**To do**
Please list all lines of the material below in which the string "name" occurs.

**Items**
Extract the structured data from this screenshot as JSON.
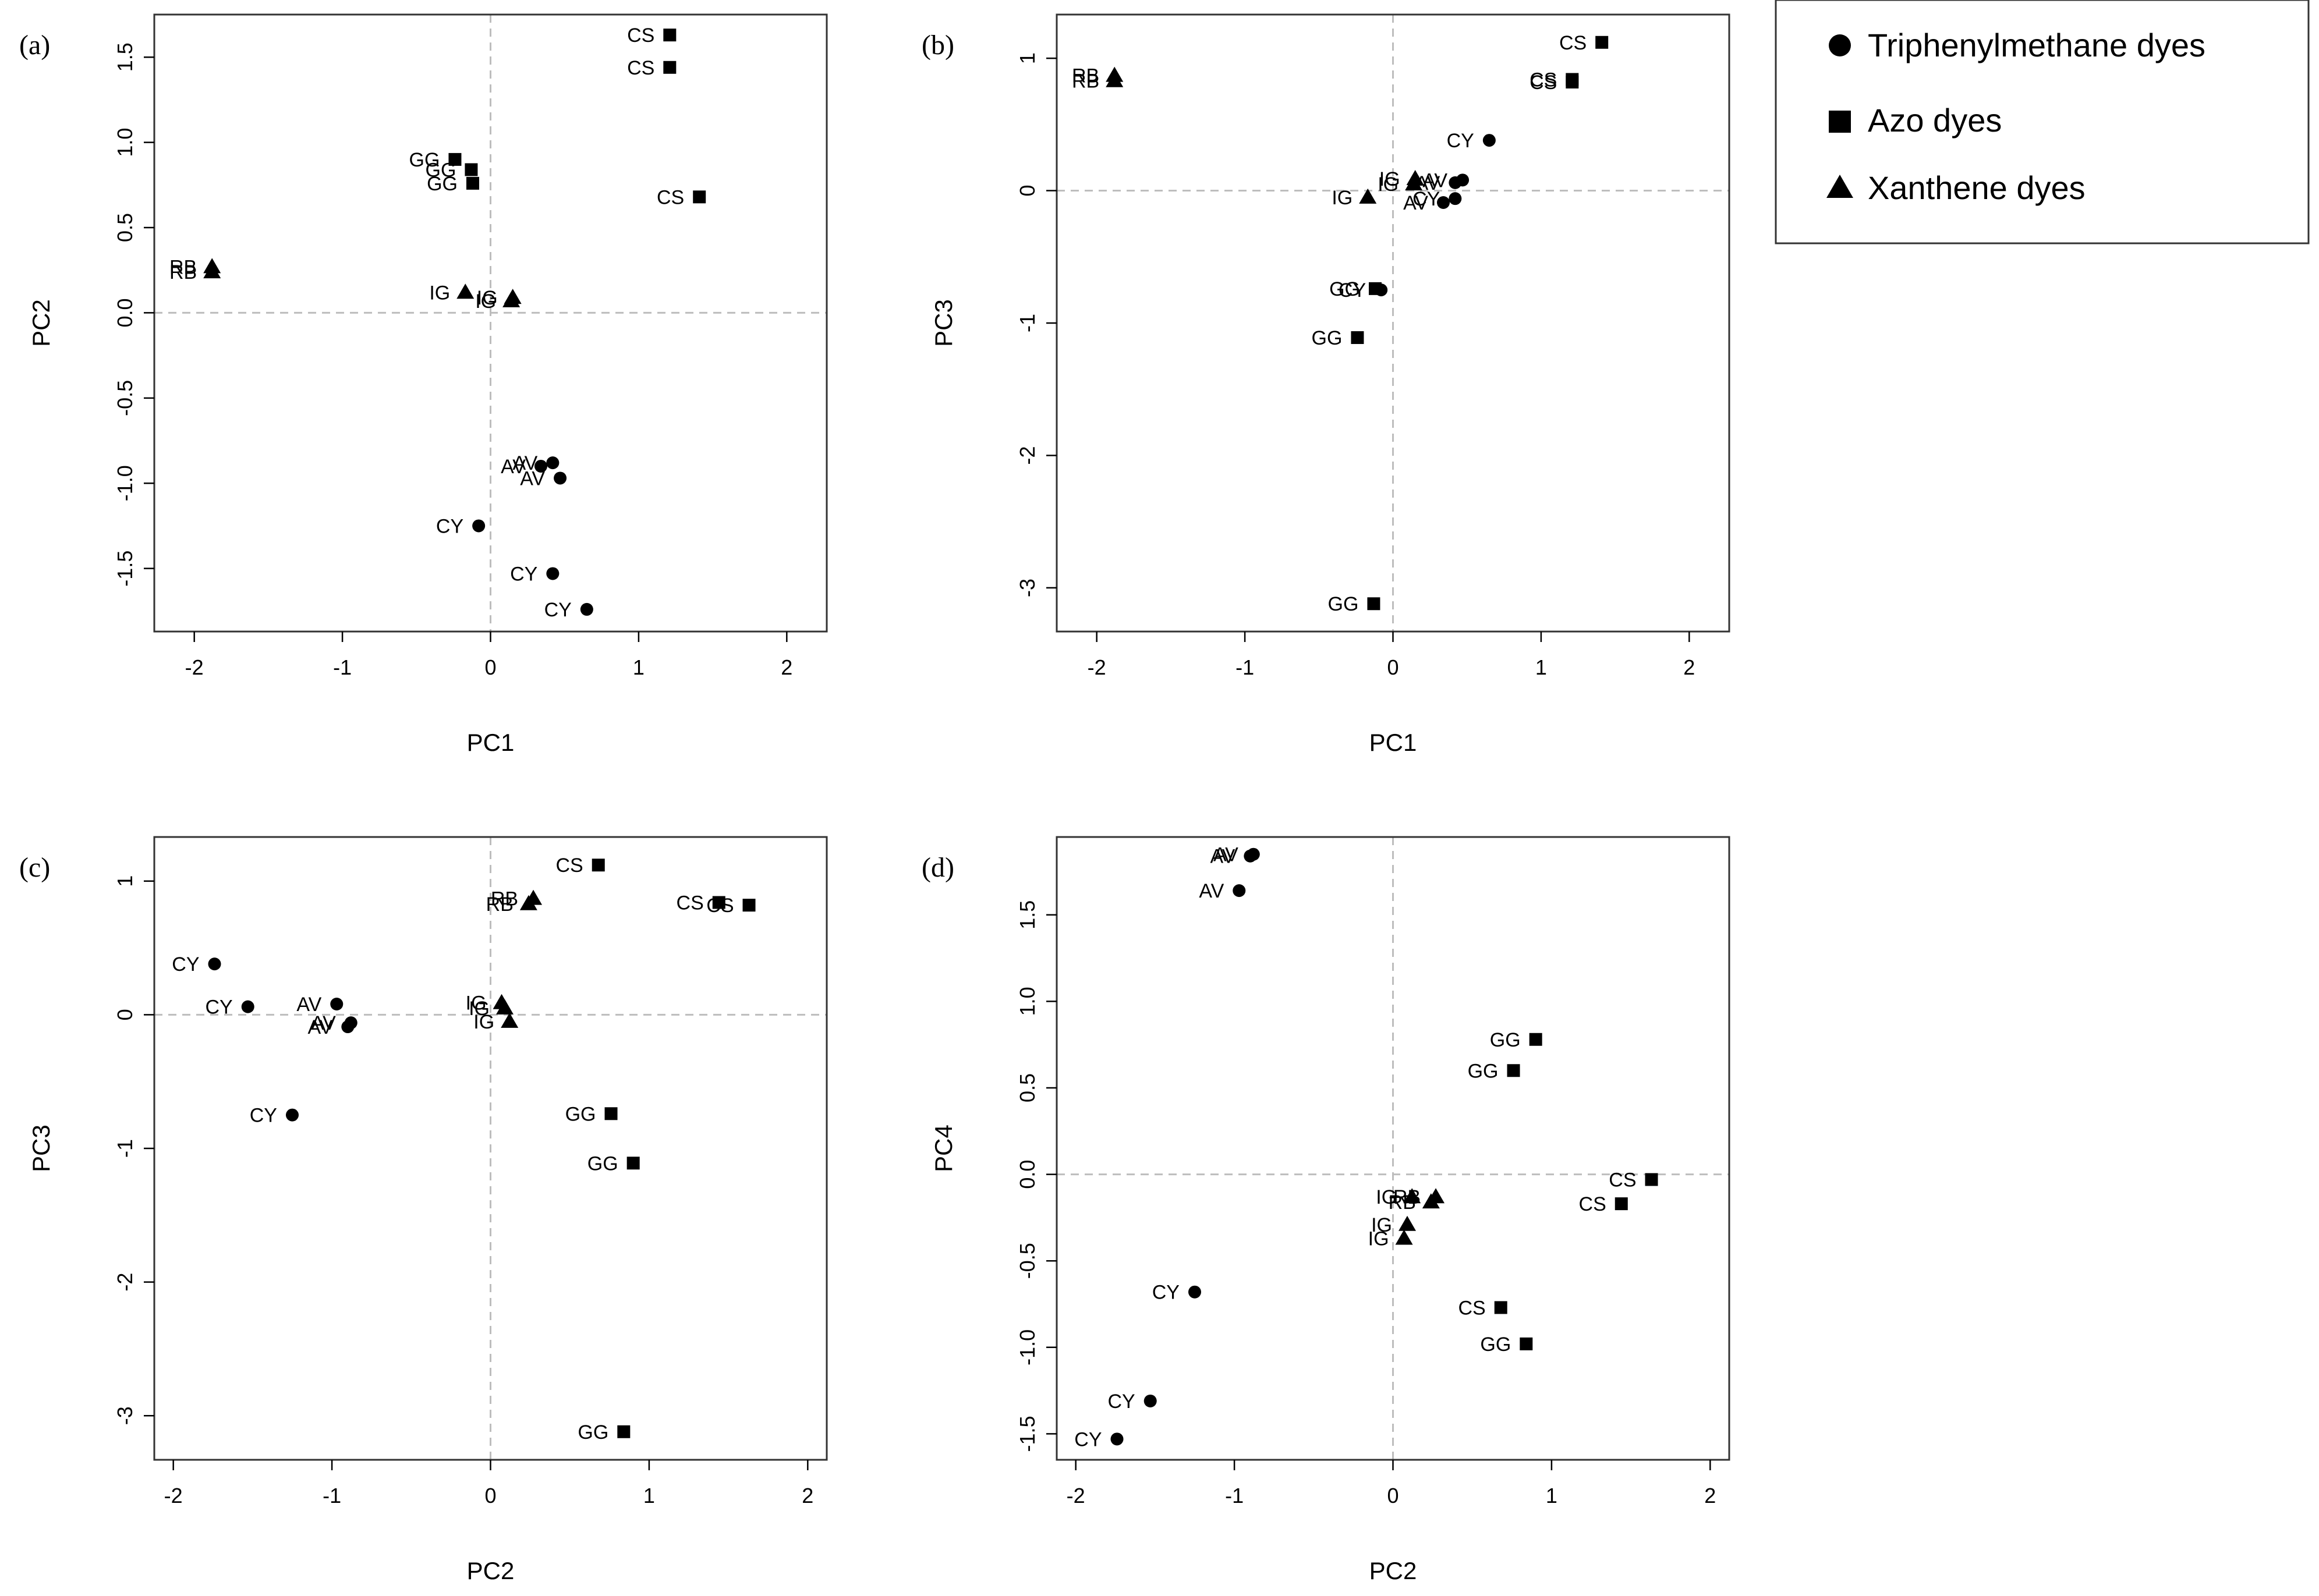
{
  "legend": {
    "items": [
      {
        "name": "Triphenylmethane dyes",
        "marker": "circle"
      },
      {
        "name": "Azo dyes",
        "marker": "square"
      },
      {
        "name": "Xanthene dyes",
        "marker": "triangle"
      }
    ]
  },
  "colors": {
    "ink": "#000000",
    "zero_line": "#bdbdbd",
    "frame": "#333333",
    "background": "#ffffff"
  },
  "chart_data": [
    {
      "type": "scatter",
      "panel": "(a)",
      "xlabel": "PC1",
      "ylabel": "PC2",
      "xlim": [
        -2.27,
        2.27
      ],
      "ylim": [
        -1.87,
        1.75
      ],
      "xticks": [
        -2,
        -1,
        0,
        1,
        2
      ],
      "xtick_labels": [
        "-2",
        "-1",
        "0",
        "1",
        "2"
      ],
      "yticks": [
        -1.5,
        -1.0,
        -0.5,
        0.0,
        0.5,
        1.0,
        1.5
      ],
      "ytick_labels": [
        "-1.5",
        "-1.0",
        "-0.5",
        "0.0",
        "0.5",
        "1.0",
        "1.5"
      ],
      "points": [
        {
          "label": "CS",
          "group": "square",
          "x": 1.21,
          "y": 1.63
        },
        {
          "label": "CS",
          "group": "square",
          "x": 1.21,
          "y": 1.44
        },
        {
          "label": "CS",
          "group": "square",
          "x": 1.41,
          "y": 0.68
        },
        {
          "label": "GG",
          "group": "square",
          "x": -0.24,
          "y": 0.9
        },
        {
          "label": "GG",
          "group": "square",
          "x": -0.13,
          "y": 0.84
        },
        {
          "label": "GG",
          "group": "square",
          "x": -0.12,
          "y": 0.76
        },
        {
          "label": "RB",
          "group": "triangle",
          "x": -1.88,
          "y": 0.27
        },
        {
          "label": "RB",
          "group": "triangle",
          "x": -1.88,
          "y": 0.24
        },
        {
          "label": "IG",
          "group": "triangle",
          "x": -0.17,
          "y": 0.12
        },
        {
          "label": "IG",
          "group": "triangle",
          "x": 0.15,
          "y": 0.09
        },
        {
          "label": "IG",
          "group": "triangle",
          "x": 0.14,
          "y": 0.07
        },
        {
          "label": "AV",
          "group": "circle",
          "x": 0.34,
          "y": -0.9
        },
        {
          "label": "AV",
          "group": "circle",
          "x": 0.42,
          "y": -0.88
        },
        {
          "label": "AV",
          "group": "circle",
          "x": 0.47,
          "y": -0.97
        },
        {
          "label": "CY",
          "group": "circle",
          "x": -0.08,
          "y": -1.25
        },
        {
          "label": "CY",
          "group": "circle",
          "x": 0.42,
          "y": -1.53
        },
        {
          "label": "CY",
          "group": "circle",
          "x": 0.65,
          "y": -1.74
        }
      ]
    },
    {
      "type": "scatter",
      "panel": "(b)",
      "xlabel": "PC1",
      "ylabel": "PC3",
      "xlim": [
        -2.27,
        2.27
      ],
      "ylim": [
        -3.33,
        1.33
      ],
      "xticks": [
        -2,
        -1,
        0,
        1,
        2
      ],
      "xtick_labels": [
        "-2",
        "-1",
        "0",
        "1",
        "2"
      ],
      "yticks": [
        -3,
        -2,
        -1,
        0,
        1
      ],
      "ytick_labels": [
        "-3",
        "-2",
        "-1",
        "0",
        "1"
      ],
      "points": [
        {
          "label": "CS",
          "group": "square",
          "x": 1.41,
          "y": 1.12
        },
        {
          "label": "CS",
          "group": "square",
          "x": 1.21,
          "y": 0.84
        },
        {
          "label": "CS",
          "group": "square",
          "x": 1.21,
          "y": 0.82
        },
        {
          "label": "RB",
          "group": "triangle",
          "x": -1.88,
          "y": 0.87
        },
        {
          "label": "RB",
          "group": "triangle",
          "x": -1.88,
          "y": 0.83
        },
        {
          "label": "CY",
          "group": "circle",
          "x": 0.65,
          "y": 0.38
        },
        {
          "label": "IG",
          "group": "triangle",
          "x": 0.15,
          "y": 0.09
        },
        {
          "label": "IG",
          "group": "triangle",
          "x": 0.14,
          "y": 0.05
        },
        {
          "label": "IG",
          "group": "triangle",
          "x": -0.17,
          "y": -0.05
        },
        {
          "label": "AV",
          "group": "circle",
          "x": 0.47,
          "y": 0.08
        },
        {
          "label": "AV",
          "group": "circle",
          "x": 0.42,
          "y": 0.06
        },
        {
          "label": "AV",
          "group": "circle",
          "x": 0.34,
          "y": -0.09
        },
        {
          "label": "CY",
          "group": "circle",
          "x": 0.42,
          "y": -0.06
        },
        {
          "label": "GG",
          "group": "square",
          "x": -0.12,
          "y": -0.74
        },
        {
          "label": "CY",
          "group": "circle",
          "x": -0.08,
          "y": -0.75
        },
        {
          "label": "GG",
          "group": "square",
          "x": -0.24,
          "y": -1.11
        },
        {
          "label": "GG",
          "group": "square",
          "x": -0.13,
          "y": -3.12
        }
      ]
    },
    {
      "type": "scatter",
      "panel": "(c)",
      "xlabel": "PC2",
      "ylabel": "PC3",
      "xlim": [
        -2.12,
        2.12
      ],
      "ylim": [
        -3.33,
        1.33
      ],
      "xticks": [
        -2,
        -1,
        0,
        1,
        2
      ],
      "xtick_labels": [
        "-2",
        "-1",
        "0",
        "1",
        "2"
      ],
      "yticks": [
        -3,
        -2,
        -1,
        0,
        1
      ],
      "ytick_labels": [
        "-3",
        "-2",
        "-1",
        "0",
        "1"
      ],
      "points": [
        {
          "label": "CS",
          "group": "square",
          "x": 0.68,
          "y": 1.12
        },
        {
          "label": "CS",
          "group": "square",
          "x": 1.44,
          "y": 0.84
        },
        {
          "label": "CS",
          "group": "square",
          "x": 1.63,
          "y": 0.82
        },
        {
          "label": "RB",
          "group": "triangle",
          "x": 0.27,
          "y": 0.87
        },
        {
          "label": "RB",
          "group": "triangle",
          "x": 0.24,
          "y": 0.83
        },
        {
          "label": "CY",
          "group": "circle",
          "x": -1.74,
          "y": 0.38
        },
        {
          "label": "CY",
          "group": "circle",
          "x": -1.53,
          "y": 0.06
        },
        {
          "label": "AV",
          "group": "circle",
          "x": -0.97,
          "y": 0.08
        },
        {
          "label": "AV",
          "group": "circle",
          "x": -0.88,
          "y": -0.06
        },
        {
          "label": "AV",
          "group": "circle",
          "x": -0.9,
          "y": -0.09
        },
        {
          "label": "IG",
          "group": "triangle",
          "x": 0.07,
          "y": 0.09
        },
        {
          "label": "IG",
          "group": "triangle",
          "x": 0.09,
          "y": 0.05
        },
        {
          "label": "IG",
          "group": "triangle",
          "x": 0.12,
          "y": -0.05
        },
        {
          "label": "CY",
          "group": "circle",
          "x": -1.25,
          "y": -0.75
        },
        {
          "label": "GG",
          "group": "square",
          "x": 0.76,
          "y": -0.74
        },
        {
          "label": "GG",
          "group": "square",
          "x": 0.9,
          "y": -1.11
        },
        {
          "label": "GG",
          "group": "square",
          "x": 0.84,
          "y": -3.12
        }
      ]
    },
    {
      "type": "scatter",
      "panel": "(d)",
      "xlabel": "PC2",
      "ylabel": "PC4",
      "xlim": [
        -2.12,
        2.12
      ],
      "ylim": [
        -1.65,
        1.95
      ],
      "xticks": [
        -2,
        -1,
        0,
        1,
        2
      ],
      "xtick_labels": [
        "-2",
        "-1",
        "0",
        "1",
        "2"
      ],
      "yticks": [
        -1.5,
        -1.0,
        -0.5,
        0.0,
        0.5,
        1.0,
        1.5
      ],
      "ytick_labels": [
        "-1.5",
        "-1.0",
        "-0.5",
        "0.0",
        "0.5",
        "1.0",
        "1.5"
      ],
      "points": [
        {
          "label": "AV",
          "group": "circle",
          "x": -0.88,
          "y": 1.85
        },
        {
          "label": "AV",
          "group": "circle",
          "x": -0.9,
          "y": 1.84
        },
        {
          "label": "AV",
          "group": "circle",
          "x": -0.97,
          "y": 1.64
        },
        {
          "label": "GG",
          "group": "square",
          "x": 0.9,
          "y": 0.78
        },
        {
          "label": "GG",
          "group": "square",
          "x": 0.76,
          "y": 0.6
        },
        {
          "label": "CS",
          "group": "square",
          "x": 1.63,
          "y": -0.03
        },
        {
          "label": "CS",
          "group": "square",
          "x": 1.44,
          "y": -0.17
        },
        {
          "label": "IG",
          "group": "triangle",
          "x": 0.12,
          "y": -0.13
        },
        {
          "label": "RB",
          "group": "triangle",
          "x": 0.27,
          "y": -0.13
        },
        {
          "label": "RB",
          "group": "triangle",
          "x": 0.24,
          "y": -0.16
        },
        {
          "label": "IG",
          "group": "triangle",
          "x": 0.09,
          "y": -0.29
        },
        {
          "label": "IG",
          "group": "triangle",
          "x": 0.07,
          "y": -0.37
        },
        {
          "label": "CY",
          "group": "circle",
          "x": -1.25,
          "y": -0.68
        },
        {
          "label": "CS",
          "group": "square",
          "x": 0.68,
          "y": -0.77
        },
        {
          "label": "GG",
          "group": "square",
          "x": 0.84,
          "y": -0.98
        },
        {
          "label": "CY",
          "group": "circle",
          "x": -1.53,
          "y": -1.31
        },
        {
          "label": "CY",
          "group": "circle",
          "x": -1.74,
          "y": -1.53
        }
      ]
    }
  ]
}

**Exercise answer**
        "name": "Triphenylmethane dyes",
        "name": "Azo dyes",
        "name": "Xanthene dyes",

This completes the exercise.